(Dataset items)
━━━━━━

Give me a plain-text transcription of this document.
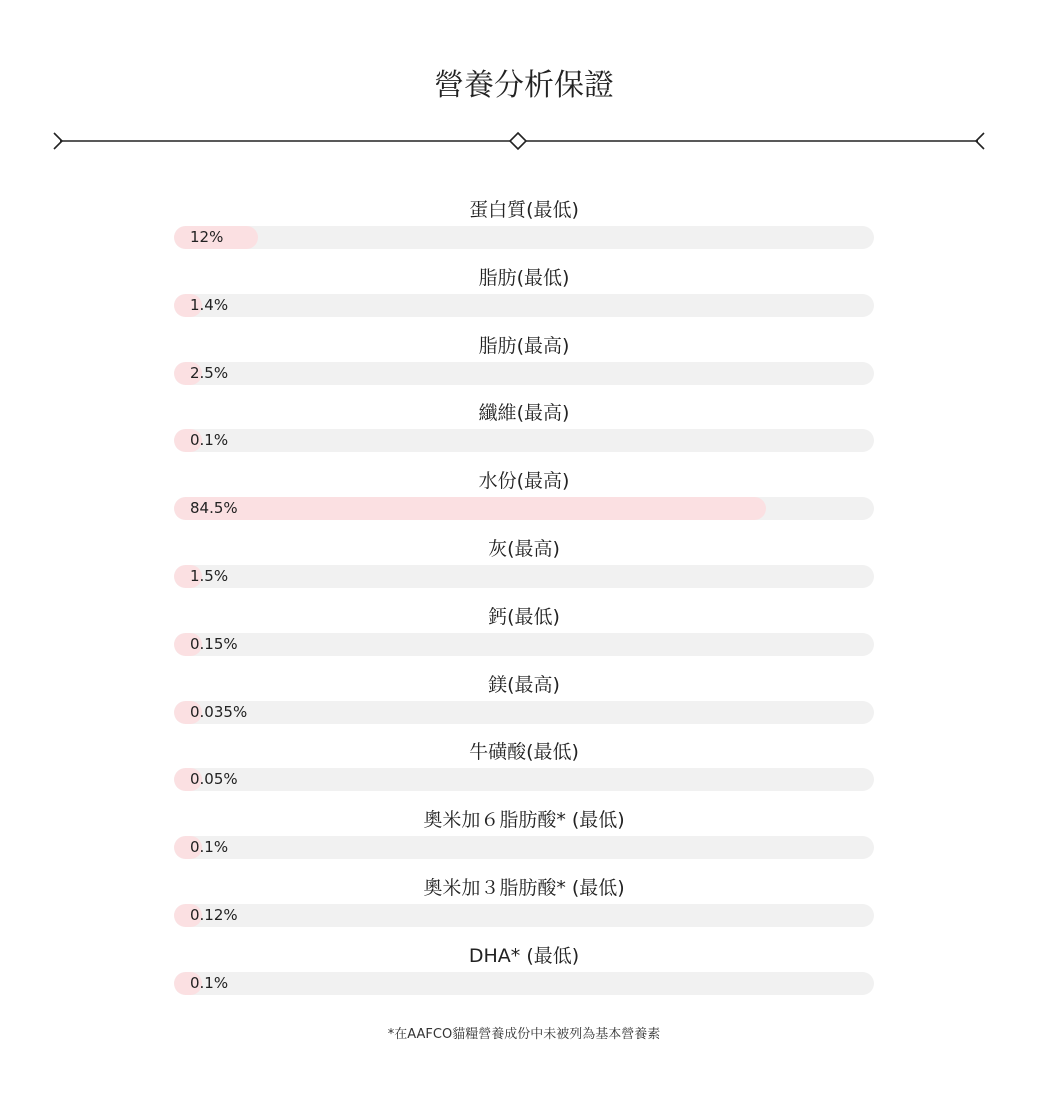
營養分析保證
蛋白質(最低)
12%
脂肪(最低)
1.4%
脂肪(最高)
2.5%
纖維(最高)
0.1%
水份(最高)
84.5%
灰(最高)
1.5%
鈣(最低)
0.15%
鎂(最高)
0.035%
牛磺酸(最低)
0.05%
奧米加６脂肪酸* (最低)
0.1%
奧米加３脂肪酸* (最低)
0.12%
DHA* (最低)
0.1%
*在AAFCO貓糧營養成份中未被列為基本營養素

━━━━━━

● **GIVEN TASK**
Without the pictures, reproduce every line of the records above exactly.

● **THE RESULT**
Give me a plain-text transcription of this document.
營養分析保證
蛋白質(最低)
12%
脂肪(最低)
1.4%
脂肪(最高)
2.5%
纖維(最高)
0.1%
水份(最高)
84.5%
灰(最高)
1.5%
鈣(最低)
0.15%
鎂(最高)
0.035%
牛磺酸(最低)
0.05%
奧米加６脂肪酸* (最低)
0.1%
奧米加３脂肪酸* (最低)
0.12%
DHA* (最低)
0.1%
*在AAFCO貓糧營養成份中未被列為基本營養素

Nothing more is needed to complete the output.